### WHAT YOU WILL DO
Write out all of the lines below, exactly and completely.

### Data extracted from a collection
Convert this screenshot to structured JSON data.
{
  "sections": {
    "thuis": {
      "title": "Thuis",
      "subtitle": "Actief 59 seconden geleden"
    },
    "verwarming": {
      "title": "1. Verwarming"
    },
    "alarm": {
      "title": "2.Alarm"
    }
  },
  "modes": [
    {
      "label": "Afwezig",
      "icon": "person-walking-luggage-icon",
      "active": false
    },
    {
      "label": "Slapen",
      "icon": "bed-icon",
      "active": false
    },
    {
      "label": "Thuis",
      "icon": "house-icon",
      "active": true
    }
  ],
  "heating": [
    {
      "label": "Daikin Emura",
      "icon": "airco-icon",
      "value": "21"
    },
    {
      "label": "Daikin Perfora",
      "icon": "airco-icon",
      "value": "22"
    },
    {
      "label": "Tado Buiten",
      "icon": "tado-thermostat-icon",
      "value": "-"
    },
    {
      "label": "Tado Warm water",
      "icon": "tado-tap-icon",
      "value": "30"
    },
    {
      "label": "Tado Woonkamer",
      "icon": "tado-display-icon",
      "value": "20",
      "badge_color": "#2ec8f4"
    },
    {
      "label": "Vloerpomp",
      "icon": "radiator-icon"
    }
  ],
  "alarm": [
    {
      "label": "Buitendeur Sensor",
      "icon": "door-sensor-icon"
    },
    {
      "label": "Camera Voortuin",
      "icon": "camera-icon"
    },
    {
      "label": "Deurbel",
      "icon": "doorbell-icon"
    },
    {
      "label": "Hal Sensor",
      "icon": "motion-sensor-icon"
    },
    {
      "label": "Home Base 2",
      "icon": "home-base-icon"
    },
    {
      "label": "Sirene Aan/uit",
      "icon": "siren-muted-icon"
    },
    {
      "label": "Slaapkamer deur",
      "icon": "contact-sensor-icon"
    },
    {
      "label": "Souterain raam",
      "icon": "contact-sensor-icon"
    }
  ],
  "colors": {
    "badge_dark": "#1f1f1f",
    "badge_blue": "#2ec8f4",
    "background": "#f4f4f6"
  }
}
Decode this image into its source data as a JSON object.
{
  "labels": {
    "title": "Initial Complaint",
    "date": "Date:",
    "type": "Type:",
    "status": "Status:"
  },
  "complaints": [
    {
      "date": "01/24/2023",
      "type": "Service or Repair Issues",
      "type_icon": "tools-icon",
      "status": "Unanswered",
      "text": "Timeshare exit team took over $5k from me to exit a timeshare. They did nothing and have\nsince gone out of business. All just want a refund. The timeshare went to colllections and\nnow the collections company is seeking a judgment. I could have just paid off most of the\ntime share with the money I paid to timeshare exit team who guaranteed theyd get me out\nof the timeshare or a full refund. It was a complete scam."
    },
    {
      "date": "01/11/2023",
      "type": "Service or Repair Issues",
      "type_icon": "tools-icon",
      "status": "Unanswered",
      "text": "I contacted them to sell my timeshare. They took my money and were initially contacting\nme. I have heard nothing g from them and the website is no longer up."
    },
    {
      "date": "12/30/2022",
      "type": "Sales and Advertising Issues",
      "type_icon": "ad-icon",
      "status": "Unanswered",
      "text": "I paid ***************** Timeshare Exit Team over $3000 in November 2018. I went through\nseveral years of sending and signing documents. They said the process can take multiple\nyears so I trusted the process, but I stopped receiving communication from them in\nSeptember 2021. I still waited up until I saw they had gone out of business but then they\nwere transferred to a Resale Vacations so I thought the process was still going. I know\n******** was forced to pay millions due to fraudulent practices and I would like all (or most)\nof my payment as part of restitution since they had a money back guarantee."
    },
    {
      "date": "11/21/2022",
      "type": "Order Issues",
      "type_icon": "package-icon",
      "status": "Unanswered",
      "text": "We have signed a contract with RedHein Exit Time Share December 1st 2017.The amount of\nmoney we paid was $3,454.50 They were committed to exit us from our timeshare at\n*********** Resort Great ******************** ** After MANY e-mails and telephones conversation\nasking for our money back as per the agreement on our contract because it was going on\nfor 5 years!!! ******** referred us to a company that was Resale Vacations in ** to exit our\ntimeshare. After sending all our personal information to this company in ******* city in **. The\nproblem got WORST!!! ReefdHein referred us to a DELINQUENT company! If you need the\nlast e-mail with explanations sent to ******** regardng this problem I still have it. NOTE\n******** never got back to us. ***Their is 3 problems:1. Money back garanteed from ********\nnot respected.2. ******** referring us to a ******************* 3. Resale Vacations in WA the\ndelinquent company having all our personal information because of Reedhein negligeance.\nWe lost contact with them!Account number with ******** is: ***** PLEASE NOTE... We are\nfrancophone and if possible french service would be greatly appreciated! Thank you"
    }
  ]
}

### RESPONSE TO THE EXERCISE
Convert this screenshot to structured JSON data.
{
  "sections": {
    "thuis": {
      "title": "Thuis",
      "subtitle": "Actief 59 seconden geleden"
    },
    "verwarming": {
      "title": "1. Verwarming"
    },
    "alarm": {
      "title": "2.Alarm"
    }
  },
  "modes": [
    {
      "label": "Afwezig",
      "icon": "person-walking-luggage-icon",
      "active": false
    },
    {
      "label": "Slapen",
      "icon": "bed-icon",
      "active": false
    },
    {
      "label": "Thuis",
      "icon": "house-icon",
      "active": true
    }
  ],
  "heating": [
    {
      "label": "Daikin Emura",
      "icon": "airco-icon",
      "value": "21"
    },
    {
      "label": "Daikin Perfora",
      "icon": "airco-icon",
      "value": "22"
    },
    {
      "label": "Tado Buiten",
      "icon": "tado-thermostat-icon",
      "value": "-"
    },
    {
      "label": "Tado Warm water",
      "icon": "tado-tap-icon",
      "value": "30"
    },
    {
      "label": "Tado Woonkamer",
      "icon": "tado-display-icon",
      "value": "20",
      "badge_color": "#2ec8f4"
    },
    {
      "label": "Vloerpomp",
      "icon": "radiator-icon"
    }
  ],
  "alarm": [
    {
      "label": "Buitendeur Sensor",
      "icon": "door-sensor-icon"
    },
    {
      "label": "Camera Voortuin",
      "icon": "camera-icon"
    },
    {
      "label": "Deurbel",
      "icon": "doorbell-icon"
    },
    {
      "label": "Hal Sensor",
      "icon": "motion-sensor-icon"
    },
    {
      "label": "Home Base 2",
      "icon": "home-base-icon"
    },
    {
      "label": "Sirene Aan/uit",
      "icon": "siren-muted-icon"
    },
    {
      "label": "Slaapkamer deur",
      "icon": "contact-sensor-icon"
    },
    {
      "label": "Souterain raam",
      "icon": "contact-sensor-icon"
    }
  ],
  "colors": {
    "badge_dark": "#1f1f1f",
    "badge_blue": "#2ec8f4",
    "background": "#f4f4f6"
  }
}
Decode this image into its source data as a JSON object.
{
  "labels": {
    "title": "Initial Complaint",
    "date": "Date:",
    "type": "Type:",
    "status": "Status:"
  },
  "complaints": [
    {
      "date": "01/24/2023",
      "type": "Service or Repair Issues",
      "type_icon": "tools-icon",
      "status": "Unanswered",
      "text": "Timeshare exit team took over $5k from me to exit a timeshare. They did nothing and have\nsince gone out of business. All just want a refund. The timeshare went to colllections and\nnow the collections company is seeking a judgment. I could have just paid off most of the\ntime share with the money I paid to timeshare exit team who guaranteed theyd get me out\nof the timeshare or a full refund. It was a complete scam."
    },
    {
      "date": "01/11/2023",
      "type": "Service or Repair Issues",
      "type_icon": "tools-icon",
      "status": "Unanswered",
      "text": "I contacted them to sell my timeshare. They took my money and were initially contacting\nme. I have heard nothing g from them and the website is no longer up."
    },
    {
      "date": "12/30/2022",
      "type": "Sales and Advertising Issues",
      "type_icon": "ad-icon",
      "status": "Unanswered",
      "text": "I paid ***************** Timeshare Exit Team over $3000 in November 2018. I went through\nseveral years of sending and signing documents. They said the process can take multiple\nyears so I trusted the process, but I stopped receiving communication from them in\nSeptember 2021. I still waited up until I saw they had gone out of business but then they\nwere transferred to a Resale Vacations so I thought the process was still going. I know\n******** was forced to pay millions due to fraudulent practices and I would like all (or most)\nof my payment as part of restitution since they had a money back guarantee."
    },
    {
      "date": "11/21/2022",
      "type": "Order Issues",
      "type_icon": "package-icon",
      "status": "Unanswered",
      "text": "We have signed a contract with RedHein Exit Time Share December 1st 2017.The amount of\nmoney we paid was $3,454.50 They were committed to exit us from our timeshare at\n*********** Resort Great ******************** ** After MANY e-mails and telephones conversation\nasking for our money back as per the agreement on our contract because it was going on\nfor 5 years!!! ******** referred us to a company that was Resale Vacations in ** to exit our\ntimeshare. After sending all our personal information to this company in ******* city in **. The\nproblem got WORST!!! ReefdHein referred us to a DELINQUENT company! If you need the\nlast e-mail with explanations sent to ******** regardng this problem I still have it. NOTE\n******** never got back to us. ***Their is 3 problems:1. Money back garanteed from ********\nnot respected.2. ******** referring us to a ******************* 3. Resale Vacations in WA the\ndelinquent company having all our personal information because of Reedhein negligeance.\nWe lost contact with them!Account number with ******** is: ***** PLEASE NOTE... We are\nfrancophone and if possible french service would be greatly appreciated! Thank you"
    }
  ]
}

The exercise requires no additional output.